* **Questions to answer**
[1] Retype the part of the Facebook earnings text that opens with the words containing "3. More commerce" and closes with "as enabling payments.".
[2] Answer these questions from the Facebook earnings text, marking each answer with its letter:
(a) How many advertisers were active on Stories last year?
(b) How many daily active users did Instagram Stories have in June 2018?
(c) In which country has Facebook already started testing WhatsApp payments?
[3] Please say whether each statement agrees with the Facebook earnings text, answering yes or no and quoting the deciding words:
(a) Worldwide AARPU reached $7.25 in Q4 2018.
(b) Stories monetize at a higher rate than the news feed.
(c) Zuckerberg named the markets where WhatsApp Pay would roll out in 2019.

* **Text shown**
-------------------------

The good news is that Facebook is still clearly able to squeeze revenue out of its existing users, with the company reporting a Q4 average ad revenue per user (AARPU) in the US and Canada of $34.09, up by 29.8% over Q4 2017. Worldwide AARPU was up by 19.2%, reaching $7.25 in Q4 2018.
2. Advertising in Stories is more popular than people thought.
Stories were one of the trendiest marketing vehicles of 2018, and it seems there was truth behind the hype. Facebook said 2 million advertisers were active on Stories on Facebook, Instagram and Messenger last year. That’s close to one-third (28.6%) of the 7 million total active advertisers across all of its apps.
But Stories monetize at a lower rate than the news feed, and Facebook admitted that could hurt its bottom line this year. “We’re seeing the mix shift toward Stories. And that is going to be something that will contribute to a deceleration of revenue growth…in 2019,” Facebook’s chief financial officer David Wehner said during the earnings conference call.
As the audience for Stories grows, however, we’re likely to see more advertisers come into the fold, driving up prices. In Q4 2018, there were more than 500 million daily active users of Instagram Stories. In June 2018, that figure was 400 million.
3. More commerce is coming.
Shopping was certainly top-of-mind for Facebook executives during the conference call, with Mark Zuckerberg, chairman and CEO of Facebook, calling it “one of the most exciting product opportunities.” That said, don’t expect ecommerce to outrank advertising as a revenue source for Facebook anytime soon.
“Ecommerce is an important vertical for our advertising business. Our success in…continuing to build good advertising products for our ecommerce clients will be a more important contributor to revenue in the foreseeable future than the new areas,” Wehner said.
Those new areas include products that would improve the shopping experience on Instagram and on Marketplace, Facebook’s ecommerce platform, as well as enabling payments.
Facebook has already started testing WhatsApp payments in one country: India. During the earnings call, Zuckerberg revealed that the service, called WhatsApp Pay, would be rolled out to more markets in 2019. He didn’t specify which ones, but it’s likely to be other places where WhatsApp has seen strong adoption, such as the Netherlands, Italy, Spain, Germany and Finland.

-------------------------

* **Dataset extract**
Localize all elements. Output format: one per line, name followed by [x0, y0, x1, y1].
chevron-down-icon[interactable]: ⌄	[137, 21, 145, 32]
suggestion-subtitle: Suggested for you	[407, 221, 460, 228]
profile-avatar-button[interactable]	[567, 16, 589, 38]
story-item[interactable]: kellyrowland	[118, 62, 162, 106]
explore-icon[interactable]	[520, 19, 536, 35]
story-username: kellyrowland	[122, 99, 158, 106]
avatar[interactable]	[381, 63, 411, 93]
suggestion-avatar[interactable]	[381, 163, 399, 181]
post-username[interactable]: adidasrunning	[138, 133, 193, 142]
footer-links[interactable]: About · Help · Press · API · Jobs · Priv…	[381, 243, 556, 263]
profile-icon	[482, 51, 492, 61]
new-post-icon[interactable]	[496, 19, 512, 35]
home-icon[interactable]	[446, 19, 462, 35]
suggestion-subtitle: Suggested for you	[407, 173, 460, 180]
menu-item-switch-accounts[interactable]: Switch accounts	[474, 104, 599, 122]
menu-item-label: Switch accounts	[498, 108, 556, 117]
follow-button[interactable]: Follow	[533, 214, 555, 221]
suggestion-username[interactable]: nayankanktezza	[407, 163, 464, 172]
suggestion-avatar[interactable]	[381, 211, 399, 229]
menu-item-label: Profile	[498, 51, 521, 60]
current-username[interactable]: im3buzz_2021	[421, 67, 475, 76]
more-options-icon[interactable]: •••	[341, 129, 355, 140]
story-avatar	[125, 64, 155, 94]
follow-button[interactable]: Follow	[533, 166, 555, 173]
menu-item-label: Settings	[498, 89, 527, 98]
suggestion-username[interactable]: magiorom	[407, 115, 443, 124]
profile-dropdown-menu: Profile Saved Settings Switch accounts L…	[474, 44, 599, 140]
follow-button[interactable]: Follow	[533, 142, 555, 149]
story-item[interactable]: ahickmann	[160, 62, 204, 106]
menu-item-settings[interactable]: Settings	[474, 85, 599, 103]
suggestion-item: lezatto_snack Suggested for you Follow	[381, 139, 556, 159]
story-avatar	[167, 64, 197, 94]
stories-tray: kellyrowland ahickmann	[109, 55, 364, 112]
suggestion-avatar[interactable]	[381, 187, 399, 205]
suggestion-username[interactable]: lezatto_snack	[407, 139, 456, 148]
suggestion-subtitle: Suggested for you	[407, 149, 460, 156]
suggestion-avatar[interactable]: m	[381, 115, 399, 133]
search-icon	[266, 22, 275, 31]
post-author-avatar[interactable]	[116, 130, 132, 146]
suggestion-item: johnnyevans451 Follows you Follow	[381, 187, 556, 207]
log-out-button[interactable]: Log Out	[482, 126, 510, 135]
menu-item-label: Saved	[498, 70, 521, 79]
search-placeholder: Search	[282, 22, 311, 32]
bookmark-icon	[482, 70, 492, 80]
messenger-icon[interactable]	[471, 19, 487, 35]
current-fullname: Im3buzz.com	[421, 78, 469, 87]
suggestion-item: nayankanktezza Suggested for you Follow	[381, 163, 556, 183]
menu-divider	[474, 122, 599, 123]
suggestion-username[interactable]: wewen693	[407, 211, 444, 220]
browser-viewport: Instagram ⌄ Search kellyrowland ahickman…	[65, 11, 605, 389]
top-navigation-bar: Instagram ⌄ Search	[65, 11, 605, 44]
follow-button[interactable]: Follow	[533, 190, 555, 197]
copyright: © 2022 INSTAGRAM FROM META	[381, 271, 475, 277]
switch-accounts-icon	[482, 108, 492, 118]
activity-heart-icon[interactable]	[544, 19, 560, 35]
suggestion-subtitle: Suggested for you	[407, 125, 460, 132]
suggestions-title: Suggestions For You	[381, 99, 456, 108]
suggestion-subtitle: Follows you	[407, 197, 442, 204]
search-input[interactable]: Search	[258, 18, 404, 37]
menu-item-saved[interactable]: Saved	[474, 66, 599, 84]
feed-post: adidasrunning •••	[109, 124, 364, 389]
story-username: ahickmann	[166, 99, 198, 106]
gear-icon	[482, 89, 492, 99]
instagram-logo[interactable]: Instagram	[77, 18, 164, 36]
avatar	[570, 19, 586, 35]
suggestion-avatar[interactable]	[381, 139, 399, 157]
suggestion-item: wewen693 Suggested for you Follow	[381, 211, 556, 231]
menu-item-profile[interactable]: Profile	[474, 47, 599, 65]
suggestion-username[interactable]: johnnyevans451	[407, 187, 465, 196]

-------------------------

* **Answers**
[1]
3. More commerce is coming.
Shopping was certainly top-of-mind for Facebook executives during the conference call, with Mark Zuckerberg, chairman and CEO of Facebook, calling it “one of the most exciting product opportunities.” That said, don’t expect ecommerce to outrank advertising as a revenue source for Facebook anytime soon.
“Ecommerce is an important vertical for our advertising business. Our success in…continuing to build good advertising products for our ecommerce clients will be a more important contributor to revenue in the foreseeable future than the new areas,” Wehner said.
Those new areas include products that would improve the shopping experience on Instagram and on Marketplace, Facebook’s ecommerce platform, as well as enabling payments.

[2]
(a) 2 million
(b) 400 million
(c) India

[3]
(a) Yes: "Worldwide AARPU was up by 19.2%, reaching $7.25 in Q4 2018."
(b) No: "But Stories monetize at a lower rate than the news feed"
(c) No: "He didn’t specify which ones"